Task details ->
Your task is to locate every line holding the string "einem" and to copy each of them.

** Begin Material provided **

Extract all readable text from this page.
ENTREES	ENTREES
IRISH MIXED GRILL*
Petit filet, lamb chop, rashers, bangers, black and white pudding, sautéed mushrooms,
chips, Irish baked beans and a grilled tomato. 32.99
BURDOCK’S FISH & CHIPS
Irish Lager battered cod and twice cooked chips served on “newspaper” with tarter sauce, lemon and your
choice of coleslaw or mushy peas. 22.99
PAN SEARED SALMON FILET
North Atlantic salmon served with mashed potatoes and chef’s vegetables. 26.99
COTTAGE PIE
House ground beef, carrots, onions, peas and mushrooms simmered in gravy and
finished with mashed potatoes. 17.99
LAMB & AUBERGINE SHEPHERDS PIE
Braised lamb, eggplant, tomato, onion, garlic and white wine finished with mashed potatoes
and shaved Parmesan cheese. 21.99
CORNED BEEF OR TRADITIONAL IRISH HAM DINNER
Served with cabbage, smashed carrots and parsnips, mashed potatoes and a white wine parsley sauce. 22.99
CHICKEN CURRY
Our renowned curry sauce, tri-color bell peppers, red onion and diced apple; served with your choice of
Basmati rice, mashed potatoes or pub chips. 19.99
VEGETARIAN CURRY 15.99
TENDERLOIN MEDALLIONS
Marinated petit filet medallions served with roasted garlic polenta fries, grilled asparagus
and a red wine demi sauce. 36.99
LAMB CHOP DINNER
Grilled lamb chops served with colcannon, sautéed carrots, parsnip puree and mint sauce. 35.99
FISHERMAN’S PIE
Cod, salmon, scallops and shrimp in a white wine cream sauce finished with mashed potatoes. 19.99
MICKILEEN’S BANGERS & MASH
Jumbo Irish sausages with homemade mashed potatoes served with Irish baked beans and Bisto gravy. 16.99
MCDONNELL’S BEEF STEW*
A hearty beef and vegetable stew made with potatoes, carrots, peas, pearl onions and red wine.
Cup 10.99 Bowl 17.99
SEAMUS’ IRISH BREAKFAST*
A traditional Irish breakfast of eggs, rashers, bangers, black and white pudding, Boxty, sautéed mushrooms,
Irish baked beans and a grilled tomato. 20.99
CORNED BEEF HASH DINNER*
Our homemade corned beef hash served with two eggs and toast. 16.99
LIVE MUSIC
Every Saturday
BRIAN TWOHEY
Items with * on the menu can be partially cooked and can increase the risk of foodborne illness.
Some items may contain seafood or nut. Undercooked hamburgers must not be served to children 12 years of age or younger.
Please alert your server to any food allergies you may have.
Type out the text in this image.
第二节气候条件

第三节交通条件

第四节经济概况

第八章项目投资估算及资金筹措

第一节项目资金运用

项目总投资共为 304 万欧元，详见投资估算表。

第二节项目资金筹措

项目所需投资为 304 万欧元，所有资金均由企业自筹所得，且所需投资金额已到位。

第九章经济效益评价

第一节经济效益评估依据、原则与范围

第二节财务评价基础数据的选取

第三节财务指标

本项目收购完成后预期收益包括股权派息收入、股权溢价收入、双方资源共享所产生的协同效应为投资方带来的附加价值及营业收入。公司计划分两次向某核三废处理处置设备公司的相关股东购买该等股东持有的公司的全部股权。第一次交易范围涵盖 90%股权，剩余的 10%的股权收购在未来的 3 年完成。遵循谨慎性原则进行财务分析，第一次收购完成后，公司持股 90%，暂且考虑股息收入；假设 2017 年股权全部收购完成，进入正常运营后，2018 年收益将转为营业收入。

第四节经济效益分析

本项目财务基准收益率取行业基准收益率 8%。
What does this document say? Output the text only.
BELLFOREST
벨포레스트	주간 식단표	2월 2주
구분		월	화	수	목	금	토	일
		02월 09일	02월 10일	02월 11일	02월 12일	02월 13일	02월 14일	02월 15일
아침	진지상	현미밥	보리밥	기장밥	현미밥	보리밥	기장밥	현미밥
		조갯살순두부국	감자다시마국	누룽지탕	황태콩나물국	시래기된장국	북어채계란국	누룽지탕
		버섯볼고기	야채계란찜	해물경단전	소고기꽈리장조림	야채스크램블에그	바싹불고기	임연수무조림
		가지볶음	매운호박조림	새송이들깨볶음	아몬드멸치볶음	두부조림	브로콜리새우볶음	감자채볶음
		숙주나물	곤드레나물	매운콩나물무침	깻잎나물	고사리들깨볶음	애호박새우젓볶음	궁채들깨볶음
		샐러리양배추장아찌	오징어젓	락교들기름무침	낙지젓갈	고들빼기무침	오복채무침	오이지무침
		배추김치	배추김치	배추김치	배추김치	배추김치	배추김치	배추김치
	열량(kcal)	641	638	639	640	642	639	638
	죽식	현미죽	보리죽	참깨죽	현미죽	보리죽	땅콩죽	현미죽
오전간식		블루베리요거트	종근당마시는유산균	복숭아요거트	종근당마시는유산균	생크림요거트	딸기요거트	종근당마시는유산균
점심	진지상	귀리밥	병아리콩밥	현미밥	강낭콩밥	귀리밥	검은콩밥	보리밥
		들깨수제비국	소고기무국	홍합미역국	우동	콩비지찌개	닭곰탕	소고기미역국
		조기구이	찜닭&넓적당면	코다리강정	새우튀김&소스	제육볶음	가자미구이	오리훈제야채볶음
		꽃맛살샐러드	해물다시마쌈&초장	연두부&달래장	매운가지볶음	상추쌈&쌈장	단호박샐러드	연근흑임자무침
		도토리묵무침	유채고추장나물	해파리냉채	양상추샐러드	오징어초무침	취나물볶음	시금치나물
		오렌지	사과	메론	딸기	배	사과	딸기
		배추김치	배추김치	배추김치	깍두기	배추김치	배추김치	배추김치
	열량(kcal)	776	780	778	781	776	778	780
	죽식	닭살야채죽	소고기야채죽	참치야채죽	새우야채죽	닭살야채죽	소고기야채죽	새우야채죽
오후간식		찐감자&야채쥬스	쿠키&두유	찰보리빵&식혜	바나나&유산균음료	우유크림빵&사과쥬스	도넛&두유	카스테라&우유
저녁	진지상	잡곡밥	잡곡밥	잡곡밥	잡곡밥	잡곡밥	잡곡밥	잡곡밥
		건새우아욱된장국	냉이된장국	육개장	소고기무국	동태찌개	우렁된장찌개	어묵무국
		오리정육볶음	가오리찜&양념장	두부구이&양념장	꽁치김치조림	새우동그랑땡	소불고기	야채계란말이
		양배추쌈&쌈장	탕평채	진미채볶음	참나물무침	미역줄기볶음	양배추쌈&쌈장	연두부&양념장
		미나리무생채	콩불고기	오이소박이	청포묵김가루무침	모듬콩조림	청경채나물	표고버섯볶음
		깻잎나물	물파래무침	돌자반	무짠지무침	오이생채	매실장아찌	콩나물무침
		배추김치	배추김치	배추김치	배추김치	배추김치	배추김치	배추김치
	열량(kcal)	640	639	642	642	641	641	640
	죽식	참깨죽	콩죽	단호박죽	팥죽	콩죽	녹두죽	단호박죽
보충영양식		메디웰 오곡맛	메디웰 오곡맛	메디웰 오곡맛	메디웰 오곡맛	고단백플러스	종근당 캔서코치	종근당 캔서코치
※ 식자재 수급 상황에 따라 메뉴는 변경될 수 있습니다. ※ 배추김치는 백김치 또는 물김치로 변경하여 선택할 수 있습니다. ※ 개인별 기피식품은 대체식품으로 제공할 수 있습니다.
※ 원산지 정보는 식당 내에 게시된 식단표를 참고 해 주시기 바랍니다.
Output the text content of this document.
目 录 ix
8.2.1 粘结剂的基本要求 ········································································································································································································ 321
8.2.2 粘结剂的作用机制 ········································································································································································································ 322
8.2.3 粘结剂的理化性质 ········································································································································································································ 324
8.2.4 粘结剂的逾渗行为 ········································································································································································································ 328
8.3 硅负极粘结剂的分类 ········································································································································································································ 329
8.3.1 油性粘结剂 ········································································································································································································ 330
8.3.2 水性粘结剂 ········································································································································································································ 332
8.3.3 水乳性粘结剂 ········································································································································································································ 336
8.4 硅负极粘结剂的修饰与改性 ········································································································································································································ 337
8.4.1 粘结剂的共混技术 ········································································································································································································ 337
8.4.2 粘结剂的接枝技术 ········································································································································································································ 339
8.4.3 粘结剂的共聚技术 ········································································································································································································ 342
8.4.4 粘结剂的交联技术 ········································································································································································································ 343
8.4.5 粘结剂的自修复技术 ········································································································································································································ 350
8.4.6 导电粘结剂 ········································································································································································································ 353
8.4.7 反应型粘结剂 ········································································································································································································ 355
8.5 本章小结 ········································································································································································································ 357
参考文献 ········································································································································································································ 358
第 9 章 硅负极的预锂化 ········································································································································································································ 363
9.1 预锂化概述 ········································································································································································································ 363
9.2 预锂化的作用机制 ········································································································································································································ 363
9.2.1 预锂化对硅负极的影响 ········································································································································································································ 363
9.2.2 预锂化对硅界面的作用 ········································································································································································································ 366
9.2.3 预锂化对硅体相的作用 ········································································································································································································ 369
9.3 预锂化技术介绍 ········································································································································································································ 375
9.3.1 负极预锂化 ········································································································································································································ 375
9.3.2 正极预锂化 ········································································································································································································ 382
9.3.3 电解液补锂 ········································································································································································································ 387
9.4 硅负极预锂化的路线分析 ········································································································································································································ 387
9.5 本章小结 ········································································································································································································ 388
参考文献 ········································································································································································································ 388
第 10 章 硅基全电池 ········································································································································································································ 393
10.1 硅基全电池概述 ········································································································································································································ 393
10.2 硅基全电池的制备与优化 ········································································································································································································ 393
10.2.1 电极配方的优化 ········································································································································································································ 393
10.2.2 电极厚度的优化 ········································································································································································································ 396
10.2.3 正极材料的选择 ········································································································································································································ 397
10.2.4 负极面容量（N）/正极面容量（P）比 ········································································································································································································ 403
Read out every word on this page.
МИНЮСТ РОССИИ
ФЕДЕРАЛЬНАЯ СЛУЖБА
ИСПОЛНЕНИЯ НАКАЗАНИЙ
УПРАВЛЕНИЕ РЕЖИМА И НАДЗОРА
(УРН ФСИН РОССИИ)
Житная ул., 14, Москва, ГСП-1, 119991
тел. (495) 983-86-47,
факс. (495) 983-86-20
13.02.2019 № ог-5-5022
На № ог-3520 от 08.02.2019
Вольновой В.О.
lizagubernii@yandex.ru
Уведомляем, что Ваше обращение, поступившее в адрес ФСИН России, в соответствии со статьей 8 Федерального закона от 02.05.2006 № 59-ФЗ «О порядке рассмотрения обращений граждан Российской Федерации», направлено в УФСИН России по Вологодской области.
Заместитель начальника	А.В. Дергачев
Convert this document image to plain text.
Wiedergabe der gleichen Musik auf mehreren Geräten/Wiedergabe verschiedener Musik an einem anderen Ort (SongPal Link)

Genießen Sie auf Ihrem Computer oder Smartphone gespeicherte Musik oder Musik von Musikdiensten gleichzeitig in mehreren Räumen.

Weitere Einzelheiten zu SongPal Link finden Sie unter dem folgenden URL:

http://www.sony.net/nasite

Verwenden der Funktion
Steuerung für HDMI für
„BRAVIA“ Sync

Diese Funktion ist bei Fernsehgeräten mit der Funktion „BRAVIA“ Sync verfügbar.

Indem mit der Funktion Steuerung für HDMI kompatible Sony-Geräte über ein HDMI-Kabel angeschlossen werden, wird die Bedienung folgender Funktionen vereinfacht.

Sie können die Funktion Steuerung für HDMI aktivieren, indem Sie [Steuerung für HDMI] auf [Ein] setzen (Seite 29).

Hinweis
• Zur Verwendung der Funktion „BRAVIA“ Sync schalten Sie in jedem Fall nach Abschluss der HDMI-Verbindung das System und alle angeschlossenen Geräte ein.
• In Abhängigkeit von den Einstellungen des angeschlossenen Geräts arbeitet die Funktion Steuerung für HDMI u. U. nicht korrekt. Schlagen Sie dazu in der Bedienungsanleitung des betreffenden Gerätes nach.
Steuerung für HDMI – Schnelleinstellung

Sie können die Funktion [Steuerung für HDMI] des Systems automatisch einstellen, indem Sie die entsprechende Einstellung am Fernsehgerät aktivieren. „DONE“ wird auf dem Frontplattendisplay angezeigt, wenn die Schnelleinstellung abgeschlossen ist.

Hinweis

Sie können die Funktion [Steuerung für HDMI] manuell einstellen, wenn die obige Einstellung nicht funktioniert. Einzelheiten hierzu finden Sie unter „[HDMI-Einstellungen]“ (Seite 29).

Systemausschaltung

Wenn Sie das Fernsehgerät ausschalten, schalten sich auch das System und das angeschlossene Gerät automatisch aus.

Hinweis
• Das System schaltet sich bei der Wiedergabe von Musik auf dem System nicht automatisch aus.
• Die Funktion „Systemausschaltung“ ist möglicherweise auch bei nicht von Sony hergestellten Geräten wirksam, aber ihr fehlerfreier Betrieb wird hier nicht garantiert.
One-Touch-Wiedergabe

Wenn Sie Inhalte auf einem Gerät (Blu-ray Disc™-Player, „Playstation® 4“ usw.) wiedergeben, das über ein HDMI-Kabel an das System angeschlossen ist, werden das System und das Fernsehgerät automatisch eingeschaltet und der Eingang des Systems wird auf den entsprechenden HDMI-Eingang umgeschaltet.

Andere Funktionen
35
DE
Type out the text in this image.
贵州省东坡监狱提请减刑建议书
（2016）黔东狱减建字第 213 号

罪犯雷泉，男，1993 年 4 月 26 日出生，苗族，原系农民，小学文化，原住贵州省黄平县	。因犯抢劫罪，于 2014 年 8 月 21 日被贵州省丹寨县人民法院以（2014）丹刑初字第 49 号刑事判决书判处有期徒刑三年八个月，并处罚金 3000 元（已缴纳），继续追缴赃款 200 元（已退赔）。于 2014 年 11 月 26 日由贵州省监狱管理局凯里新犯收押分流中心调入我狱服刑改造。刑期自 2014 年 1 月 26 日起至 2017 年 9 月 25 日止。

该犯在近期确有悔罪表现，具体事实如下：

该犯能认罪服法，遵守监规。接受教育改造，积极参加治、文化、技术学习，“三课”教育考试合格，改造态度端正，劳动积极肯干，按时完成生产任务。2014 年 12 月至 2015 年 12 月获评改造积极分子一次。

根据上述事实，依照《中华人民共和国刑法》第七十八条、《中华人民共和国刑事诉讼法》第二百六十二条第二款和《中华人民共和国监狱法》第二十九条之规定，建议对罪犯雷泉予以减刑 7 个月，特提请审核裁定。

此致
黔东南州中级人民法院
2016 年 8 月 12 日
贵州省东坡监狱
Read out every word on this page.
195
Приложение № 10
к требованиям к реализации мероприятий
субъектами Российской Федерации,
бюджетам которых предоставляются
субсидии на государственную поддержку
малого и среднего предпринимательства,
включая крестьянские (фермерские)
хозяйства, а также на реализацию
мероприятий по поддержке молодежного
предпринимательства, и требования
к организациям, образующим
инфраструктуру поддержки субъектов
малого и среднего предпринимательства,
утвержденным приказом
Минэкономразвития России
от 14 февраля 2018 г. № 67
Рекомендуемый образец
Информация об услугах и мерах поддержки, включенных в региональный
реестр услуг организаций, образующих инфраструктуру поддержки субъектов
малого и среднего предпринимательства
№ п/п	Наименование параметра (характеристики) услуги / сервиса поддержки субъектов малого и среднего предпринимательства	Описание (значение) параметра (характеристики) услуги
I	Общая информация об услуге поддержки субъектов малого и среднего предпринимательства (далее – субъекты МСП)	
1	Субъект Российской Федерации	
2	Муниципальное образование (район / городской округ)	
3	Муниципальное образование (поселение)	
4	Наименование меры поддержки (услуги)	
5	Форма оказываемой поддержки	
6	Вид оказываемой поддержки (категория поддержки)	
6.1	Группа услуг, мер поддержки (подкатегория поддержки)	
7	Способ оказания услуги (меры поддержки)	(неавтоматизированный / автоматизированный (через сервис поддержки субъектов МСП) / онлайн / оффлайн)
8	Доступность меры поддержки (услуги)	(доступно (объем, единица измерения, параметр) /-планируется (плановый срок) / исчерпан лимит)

** End Material provided **

Solved exercise ->
Wiedergabe der gleichen Musik auf mehreren Geräten/Wiedergabe verschiedener Musik an einem anderen Ort (SongPal Link)
Wenn Sie Inhalte auf einem Gerät (Blu-ray Disc™-Player, „Playstation® 4“ usw.) wiedergeben, das über ein HDMI-Kabel an das System angeschlossen ist, werden das System und das Fernsehgerät automatisch eingeschaltet und der Eingang des Systems wird auf den entsprechenden HDMI-Eingang umgeschaltet.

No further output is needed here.